---- Extracto del documento

A todo esto, ya ni me pesa el equipaje, a lo mejor es que no he traído.

No sé cuántos años hará que no entro en el Café Luxembourg, antes punto de encuentro necesario, pero lo seguro es que la segunda cerveza caerá en el Hoppe, porque es una tradición y porque si lleva desde 1670 esperando a sus clientes, no tiene perdón no auparse a su alta barra y no ponerse de puntillas para mear en su señorial y elevado urinario. A dos pasos tengo el NH City Centre, el de mis últimas visitas, un cuatro estrellas de garantía, actualmente a 1.000 euros las tres noches. Procurando obviar estas afrentas, será cuestión de ir bajando por Spuistraat, descubrir algunas sorpresas y redescubrir otras, también algún que otro escaparte, pero ni rastro de turistas tampoco por aquí. Esta calle termina justo detrás del Dam, pero no llegaré al final, sino que torceré a la derecha para darme con Nieuwezijds Voorburgwal (perdón, este nombre lo he tenido que copiar y pegar) y por aquí, con un poco de suerte, seguirá el Café DIEP! Buenas veladas de viernes y sábados he echado aquí.

--------
---- Información mostrada

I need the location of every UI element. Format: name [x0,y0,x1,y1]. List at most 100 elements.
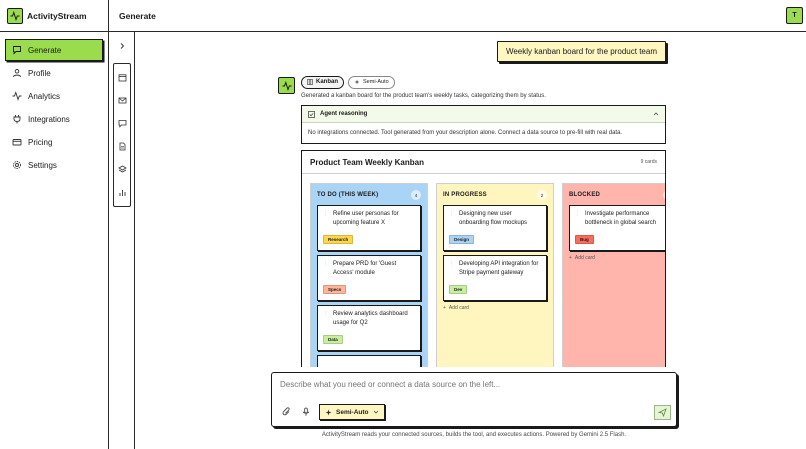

--------

__Objetivo del ejercicio__: De acuerdo con el extracto del documento, ¿desde qué año lleva el Hoppe esperando a sus clientes? Estos datos proceden de una fuente distinta.

__Respuesta del ejercicio__: Desde 1670.